━━━━━ DATA SECTION ━━━━━

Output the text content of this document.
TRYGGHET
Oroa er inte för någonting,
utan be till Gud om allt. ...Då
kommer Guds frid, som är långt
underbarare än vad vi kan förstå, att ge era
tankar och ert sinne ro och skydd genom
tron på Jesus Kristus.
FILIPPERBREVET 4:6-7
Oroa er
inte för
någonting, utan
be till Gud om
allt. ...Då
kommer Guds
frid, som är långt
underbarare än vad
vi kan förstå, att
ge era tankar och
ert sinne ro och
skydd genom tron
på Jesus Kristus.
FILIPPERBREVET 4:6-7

━━━━━

# ACTIVITY
Write out the entries above word for word.

# EXERCISE SOLUTION
Output the text content of this document.
TRYGGHET
Oroa er inte för någonting,
utan be till Gud om allt. ...Då
kommer Guds frid, som är långt
underbarare än vad vi kan förstå, att ge era
tankar och ert sinne ro och skydd genom
tron på Jesus Kristus.
FILIPPERBREVET 4:6-7
Oroa er
inte för
någonting, utan
be till Gud om
allt. ...Då
kommer Guds
frid, som är långt
underbarare än vad
vi kan förstå, att
ge era tankar och
ert sinne ro och
skydd genom tron
på Jesus Kristus.
FILIPPERBREVET 4:6-7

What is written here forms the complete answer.